→ EXERCISE
Every line below should be repeated exactly.

* Begin PROVIDED MATERIAL *

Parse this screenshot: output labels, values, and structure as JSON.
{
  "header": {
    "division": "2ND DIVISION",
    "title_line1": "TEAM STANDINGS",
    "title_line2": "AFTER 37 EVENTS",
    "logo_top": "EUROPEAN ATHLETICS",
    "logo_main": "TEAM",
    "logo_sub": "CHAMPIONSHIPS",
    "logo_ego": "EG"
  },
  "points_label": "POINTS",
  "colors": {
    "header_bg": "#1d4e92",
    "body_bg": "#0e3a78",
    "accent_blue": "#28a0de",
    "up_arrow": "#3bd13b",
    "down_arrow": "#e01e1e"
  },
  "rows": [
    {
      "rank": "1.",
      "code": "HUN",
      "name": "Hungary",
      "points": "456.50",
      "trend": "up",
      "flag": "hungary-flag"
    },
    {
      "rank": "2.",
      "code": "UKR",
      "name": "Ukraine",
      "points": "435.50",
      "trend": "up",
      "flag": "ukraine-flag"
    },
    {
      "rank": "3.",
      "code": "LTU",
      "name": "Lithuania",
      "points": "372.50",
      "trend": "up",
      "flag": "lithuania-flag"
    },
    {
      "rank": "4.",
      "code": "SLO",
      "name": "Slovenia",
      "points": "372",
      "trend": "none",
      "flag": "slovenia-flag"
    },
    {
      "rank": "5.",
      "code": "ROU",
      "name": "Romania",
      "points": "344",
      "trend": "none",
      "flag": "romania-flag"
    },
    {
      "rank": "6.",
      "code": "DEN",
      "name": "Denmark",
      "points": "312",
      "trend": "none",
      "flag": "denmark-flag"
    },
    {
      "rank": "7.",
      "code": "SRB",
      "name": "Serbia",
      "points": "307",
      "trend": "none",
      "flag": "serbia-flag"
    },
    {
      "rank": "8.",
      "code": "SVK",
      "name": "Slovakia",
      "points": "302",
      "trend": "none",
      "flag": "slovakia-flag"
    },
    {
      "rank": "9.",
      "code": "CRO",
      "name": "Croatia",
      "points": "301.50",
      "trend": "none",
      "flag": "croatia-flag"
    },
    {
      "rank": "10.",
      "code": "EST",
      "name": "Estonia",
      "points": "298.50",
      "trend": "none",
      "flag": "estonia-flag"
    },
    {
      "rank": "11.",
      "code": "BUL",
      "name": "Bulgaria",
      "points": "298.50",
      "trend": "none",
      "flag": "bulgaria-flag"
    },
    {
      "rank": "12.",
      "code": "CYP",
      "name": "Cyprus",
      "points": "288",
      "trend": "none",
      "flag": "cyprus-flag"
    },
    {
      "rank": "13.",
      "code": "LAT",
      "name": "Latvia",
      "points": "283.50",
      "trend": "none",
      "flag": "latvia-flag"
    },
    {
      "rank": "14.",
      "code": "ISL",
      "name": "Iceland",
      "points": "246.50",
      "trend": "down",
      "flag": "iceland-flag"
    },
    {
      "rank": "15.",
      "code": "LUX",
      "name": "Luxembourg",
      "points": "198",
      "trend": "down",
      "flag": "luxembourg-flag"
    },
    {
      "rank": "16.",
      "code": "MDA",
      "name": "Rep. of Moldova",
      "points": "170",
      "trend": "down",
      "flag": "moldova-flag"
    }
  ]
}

* End PROVIDED MATERIAL *

→ THE RESULT
Parse this screenshot: output labels, values, and structure as JSON.
{
  "header": {
    "division": "2ND DIVISION",
    "title_line1": "TEAM STANDINGS",
    "title_line2": "AFTER 37 EVENTS",
    "logo_top": "EUROPEAN ATHLETICS",
    "logo_main": "TEAM",
    "logo_sub": "CHAMPIONSHIPS",
    "logo_ego": "EG"
  },
  "points_label": "POINTS",
  "colors": {
    "header_bg": "#1d4e92",
    "body_bg": "#0e3a78",
    "accent_blue": "#28a0de",
    "up_arrow": "#3bd13b",
    "down_arrow": "#e01e1e"
  },
  "rows": [
    {
      "rank": "1.",
      "code": "HUN",
      "name": "Hungary",
      "points": "456.50",
      "trend": "up",
      "flag": "hungary-flag"
    },
    {
      "rank": "2.",
      "code": "UKR",
      "name": "Ukraine",
      "points": "435.50",
      "trend": "up",
      "flag": "ukraine-flag"
    },
    {
      "rank": "3.",
      "code": "LTU",
      "name": "Lithuania",
      "points": "372.50",
      "trend": "up",
      "flag": "lithuania-flag"
    },
    {
      "rank": "4.",
      "code": "SLO",
      "name": "Slovenia",
      "points": "372",
      "trend": "none",
      "flag": "slovenia-flag"
    },
    {
      "rank": "5.",
      "code": "ROU",
      "name": "Romania",
      "points": "344",
      "trend": "none",
      "flag": "romania-flag"
    },
    {
      "rank": "6.",
      "code": "DEN",
      "name": "Denmark",
      "points": "312",
      "trend": "none",
      "flag": "denmark-flag"
    },
    {
      "rank": "7.",
      "code": "SRB",
      "name": "Serbia",
      "points": "307",
      "trend": "none",
      "flag": "serbia-flag"
    },
    {
      "rank": "8.",
      "code": "SVK",
      "name": "Slovakia",
      "points": "302",
      "trend": "none",
      "flag": "slovakia-flag"
    },
    {
      "rank": "9.",
      "code": "CRO",
      "name": "Croatia",
      "points": "301.50",
      "trend": "none",
      "flag": "croatia-flag"
    },
    {
      "rank": "10.",
      "code": "EST",
      "name": "Estonia",
      "points": "298.50",
      "trend": "none",
      "flag": "estonia-flag"
    },
    {
      "rank": "11.",
      "code": "BUL",
      "name": "Bulgaria",
      "points": "298.50",
      "trend": "none",
      "flag": "bulgaria-flag"
    },
    {
      "rank": "12.",
      "code": "CYP",
      "name": "Cyprus",
      "points": "288",
      "trend": "none",
      "flag": "cyprus-flag"
    },
    {
      "rank": "13.",
      "code": "LAT",
      "name": "Latvia",
      "points": "283.50",
      "trend": "none",
      "flag": "latvia-flag"
    },
    {
      "rank": "14.",
      "code": "ISL",
      "name": "Iceland",
      "points": "246.50",
      "trend": "down",
      "flag": "iceland-flag"
    },
    {
      "rank": "15.",
      "code": "LUX",
      "name": "Luxembourg",
      "points": "198",
      "trend": "down",
      "flag": "luxembourg-flag"
    },
    {
      "rank": "16.",
      "code": "MDA",
      "name": "Rep. of Moldova",
      "points": "170",
      "trend": "down",
      "flag": "moldova-flag"
    }
  ]
}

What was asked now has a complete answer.